▼

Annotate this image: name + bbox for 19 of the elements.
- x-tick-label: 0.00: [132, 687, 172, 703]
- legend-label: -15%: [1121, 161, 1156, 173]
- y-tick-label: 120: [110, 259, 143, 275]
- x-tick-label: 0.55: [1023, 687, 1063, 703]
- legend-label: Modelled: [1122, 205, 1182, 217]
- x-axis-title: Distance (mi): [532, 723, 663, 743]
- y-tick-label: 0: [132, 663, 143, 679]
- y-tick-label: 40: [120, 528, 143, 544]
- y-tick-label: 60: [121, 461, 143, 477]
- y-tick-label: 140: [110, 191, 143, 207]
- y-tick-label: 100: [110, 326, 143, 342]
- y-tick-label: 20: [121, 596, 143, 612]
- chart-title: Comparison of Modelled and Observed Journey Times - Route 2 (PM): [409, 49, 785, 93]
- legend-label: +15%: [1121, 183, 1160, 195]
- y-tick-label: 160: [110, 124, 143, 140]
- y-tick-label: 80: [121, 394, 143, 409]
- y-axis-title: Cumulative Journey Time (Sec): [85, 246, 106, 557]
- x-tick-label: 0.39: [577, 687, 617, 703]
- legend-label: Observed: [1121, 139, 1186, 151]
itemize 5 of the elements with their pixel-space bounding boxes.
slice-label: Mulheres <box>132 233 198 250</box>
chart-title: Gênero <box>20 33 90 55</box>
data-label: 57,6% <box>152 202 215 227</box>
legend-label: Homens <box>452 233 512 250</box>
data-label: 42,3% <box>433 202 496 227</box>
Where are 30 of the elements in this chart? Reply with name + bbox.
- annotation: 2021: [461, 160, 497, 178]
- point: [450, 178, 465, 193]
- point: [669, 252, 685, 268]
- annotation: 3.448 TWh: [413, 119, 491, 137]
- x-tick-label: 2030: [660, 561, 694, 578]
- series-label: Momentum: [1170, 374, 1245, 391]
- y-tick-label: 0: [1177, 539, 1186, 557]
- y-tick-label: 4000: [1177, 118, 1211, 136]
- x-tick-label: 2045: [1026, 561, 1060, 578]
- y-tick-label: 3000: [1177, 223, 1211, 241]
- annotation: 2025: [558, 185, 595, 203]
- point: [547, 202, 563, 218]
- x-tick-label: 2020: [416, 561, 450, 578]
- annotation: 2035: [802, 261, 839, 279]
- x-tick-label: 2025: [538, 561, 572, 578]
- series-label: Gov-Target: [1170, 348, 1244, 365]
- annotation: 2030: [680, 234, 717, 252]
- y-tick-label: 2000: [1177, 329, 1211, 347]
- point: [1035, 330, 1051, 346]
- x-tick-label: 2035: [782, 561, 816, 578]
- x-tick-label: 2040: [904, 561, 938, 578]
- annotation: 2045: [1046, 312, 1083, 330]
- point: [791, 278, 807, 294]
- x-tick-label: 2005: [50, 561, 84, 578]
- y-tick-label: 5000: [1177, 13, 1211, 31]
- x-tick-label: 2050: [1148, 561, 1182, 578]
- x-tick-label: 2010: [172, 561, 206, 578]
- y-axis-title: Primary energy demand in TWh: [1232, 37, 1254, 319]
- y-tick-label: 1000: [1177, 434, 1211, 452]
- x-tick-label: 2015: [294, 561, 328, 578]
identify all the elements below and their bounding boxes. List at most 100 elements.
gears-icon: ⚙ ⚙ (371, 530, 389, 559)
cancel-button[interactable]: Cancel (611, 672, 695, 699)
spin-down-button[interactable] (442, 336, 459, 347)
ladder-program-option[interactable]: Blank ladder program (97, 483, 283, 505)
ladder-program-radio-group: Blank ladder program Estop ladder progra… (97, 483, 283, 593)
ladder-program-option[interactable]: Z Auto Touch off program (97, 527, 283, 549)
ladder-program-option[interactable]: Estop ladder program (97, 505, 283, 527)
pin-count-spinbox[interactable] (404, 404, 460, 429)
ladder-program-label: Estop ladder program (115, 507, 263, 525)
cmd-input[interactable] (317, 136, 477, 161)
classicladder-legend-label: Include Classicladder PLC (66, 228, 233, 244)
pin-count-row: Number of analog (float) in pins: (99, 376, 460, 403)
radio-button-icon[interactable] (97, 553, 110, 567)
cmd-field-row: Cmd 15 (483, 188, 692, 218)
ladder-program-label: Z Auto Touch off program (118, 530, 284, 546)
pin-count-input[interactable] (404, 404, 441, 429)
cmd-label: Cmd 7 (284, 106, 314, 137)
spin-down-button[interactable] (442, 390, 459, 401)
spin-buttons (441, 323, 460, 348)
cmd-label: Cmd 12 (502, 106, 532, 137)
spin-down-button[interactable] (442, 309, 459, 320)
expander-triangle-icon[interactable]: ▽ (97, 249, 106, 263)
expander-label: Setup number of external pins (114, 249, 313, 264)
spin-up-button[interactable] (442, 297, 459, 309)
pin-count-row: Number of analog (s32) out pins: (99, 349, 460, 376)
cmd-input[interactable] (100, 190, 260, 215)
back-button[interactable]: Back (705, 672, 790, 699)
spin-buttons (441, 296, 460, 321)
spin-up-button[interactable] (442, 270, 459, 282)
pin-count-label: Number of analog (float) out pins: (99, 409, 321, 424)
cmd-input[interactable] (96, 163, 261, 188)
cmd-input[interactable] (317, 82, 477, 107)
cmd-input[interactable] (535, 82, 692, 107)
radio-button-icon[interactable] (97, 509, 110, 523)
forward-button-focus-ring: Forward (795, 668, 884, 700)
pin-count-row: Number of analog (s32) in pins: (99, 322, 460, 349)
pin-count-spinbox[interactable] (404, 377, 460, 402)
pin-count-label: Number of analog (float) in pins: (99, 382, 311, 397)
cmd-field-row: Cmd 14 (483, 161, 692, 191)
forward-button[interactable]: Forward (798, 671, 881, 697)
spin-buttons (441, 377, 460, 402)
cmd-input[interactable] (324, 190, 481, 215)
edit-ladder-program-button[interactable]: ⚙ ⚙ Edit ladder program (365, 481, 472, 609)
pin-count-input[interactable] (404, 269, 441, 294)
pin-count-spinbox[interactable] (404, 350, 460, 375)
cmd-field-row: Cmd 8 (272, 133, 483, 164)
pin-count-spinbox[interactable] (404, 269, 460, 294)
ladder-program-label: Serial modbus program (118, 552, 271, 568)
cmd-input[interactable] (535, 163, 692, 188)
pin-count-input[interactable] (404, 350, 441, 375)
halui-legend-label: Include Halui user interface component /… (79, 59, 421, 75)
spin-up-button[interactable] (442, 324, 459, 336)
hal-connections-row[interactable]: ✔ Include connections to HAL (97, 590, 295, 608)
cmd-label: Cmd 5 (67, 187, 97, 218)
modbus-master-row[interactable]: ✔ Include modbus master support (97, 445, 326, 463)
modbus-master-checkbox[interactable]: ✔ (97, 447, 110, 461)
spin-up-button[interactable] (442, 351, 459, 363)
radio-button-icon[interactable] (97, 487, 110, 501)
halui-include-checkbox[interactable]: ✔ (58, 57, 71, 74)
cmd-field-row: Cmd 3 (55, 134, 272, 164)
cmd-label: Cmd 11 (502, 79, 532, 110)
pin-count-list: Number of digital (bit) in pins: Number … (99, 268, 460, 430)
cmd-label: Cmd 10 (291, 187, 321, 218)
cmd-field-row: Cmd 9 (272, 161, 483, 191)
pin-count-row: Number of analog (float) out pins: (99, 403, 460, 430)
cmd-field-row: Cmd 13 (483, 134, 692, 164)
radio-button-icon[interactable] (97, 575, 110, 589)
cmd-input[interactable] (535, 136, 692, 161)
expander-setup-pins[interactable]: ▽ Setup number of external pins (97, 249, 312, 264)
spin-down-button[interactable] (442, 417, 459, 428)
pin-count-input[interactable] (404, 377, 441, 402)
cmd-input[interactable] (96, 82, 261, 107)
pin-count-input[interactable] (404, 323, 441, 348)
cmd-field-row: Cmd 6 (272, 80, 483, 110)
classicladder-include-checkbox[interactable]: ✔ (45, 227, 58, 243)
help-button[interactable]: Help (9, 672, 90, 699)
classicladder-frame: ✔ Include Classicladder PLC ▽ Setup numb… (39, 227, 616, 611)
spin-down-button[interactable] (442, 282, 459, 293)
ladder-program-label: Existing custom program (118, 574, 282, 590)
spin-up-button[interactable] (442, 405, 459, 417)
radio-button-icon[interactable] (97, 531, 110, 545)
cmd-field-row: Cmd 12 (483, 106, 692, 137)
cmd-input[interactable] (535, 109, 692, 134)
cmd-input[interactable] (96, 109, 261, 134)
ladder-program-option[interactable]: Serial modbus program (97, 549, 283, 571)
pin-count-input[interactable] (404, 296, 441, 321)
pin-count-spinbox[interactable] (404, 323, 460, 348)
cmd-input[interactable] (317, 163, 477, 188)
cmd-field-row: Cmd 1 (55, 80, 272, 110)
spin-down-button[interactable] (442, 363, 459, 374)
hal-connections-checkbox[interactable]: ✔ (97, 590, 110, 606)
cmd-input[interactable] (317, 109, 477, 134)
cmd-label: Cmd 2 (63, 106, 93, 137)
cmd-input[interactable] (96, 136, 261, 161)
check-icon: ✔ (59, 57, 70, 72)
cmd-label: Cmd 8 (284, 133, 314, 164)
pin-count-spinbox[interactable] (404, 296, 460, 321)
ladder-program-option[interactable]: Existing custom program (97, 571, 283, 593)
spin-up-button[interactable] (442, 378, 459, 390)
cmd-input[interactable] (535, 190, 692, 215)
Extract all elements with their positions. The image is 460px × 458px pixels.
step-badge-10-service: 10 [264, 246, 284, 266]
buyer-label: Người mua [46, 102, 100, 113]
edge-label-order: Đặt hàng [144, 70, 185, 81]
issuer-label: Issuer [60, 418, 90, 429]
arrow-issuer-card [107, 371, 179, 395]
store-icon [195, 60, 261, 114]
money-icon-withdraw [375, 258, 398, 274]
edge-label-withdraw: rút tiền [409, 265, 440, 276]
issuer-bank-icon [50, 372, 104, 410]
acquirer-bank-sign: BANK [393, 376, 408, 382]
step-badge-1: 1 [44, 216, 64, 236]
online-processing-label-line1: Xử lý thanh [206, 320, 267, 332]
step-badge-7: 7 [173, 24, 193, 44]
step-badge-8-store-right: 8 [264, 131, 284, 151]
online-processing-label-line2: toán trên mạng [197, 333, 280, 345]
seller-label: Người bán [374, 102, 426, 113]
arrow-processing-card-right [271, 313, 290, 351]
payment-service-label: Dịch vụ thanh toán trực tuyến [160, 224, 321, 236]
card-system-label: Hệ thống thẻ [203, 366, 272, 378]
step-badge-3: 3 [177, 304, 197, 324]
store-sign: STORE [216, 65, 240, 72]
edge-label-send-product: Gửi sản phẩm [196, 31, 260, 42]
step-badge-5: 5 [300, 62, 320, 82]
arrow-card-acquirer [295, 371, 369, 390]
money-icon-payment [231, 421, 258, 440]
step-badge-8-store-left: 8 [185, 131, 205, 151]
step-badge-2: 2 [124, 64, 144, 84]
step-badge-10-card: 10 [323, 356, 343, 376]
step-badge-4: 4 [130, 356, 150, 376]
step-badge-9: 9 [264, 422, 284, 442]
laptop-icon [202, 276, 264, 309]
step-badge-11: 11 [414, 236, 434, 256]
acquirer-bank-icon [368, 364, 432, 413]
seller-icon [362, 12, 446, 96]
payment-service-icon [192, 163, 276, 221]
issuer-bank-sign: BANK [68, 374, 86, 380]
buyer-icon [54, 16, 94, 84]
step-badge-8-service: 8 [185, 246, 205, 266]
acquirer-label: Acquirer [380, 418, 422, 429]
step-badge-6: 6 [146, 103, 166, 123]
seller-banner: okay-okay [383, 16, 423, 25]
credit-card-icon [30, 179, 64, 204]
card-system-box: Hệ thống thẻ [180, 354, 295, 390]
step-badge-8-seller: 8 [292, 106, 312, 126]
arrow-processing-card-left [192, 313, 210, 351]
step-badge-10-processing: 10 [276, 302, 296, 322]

▲

Pull out every line of the data above that contains the string "halui". The match is case-sensitive.

◆ **Correct answer**
halui-legend-label: Include Halui user interface component /… (79, 59, 421, 75)
halui-include-checkbox[interactable]: ✔ (58, 57, 71, 74)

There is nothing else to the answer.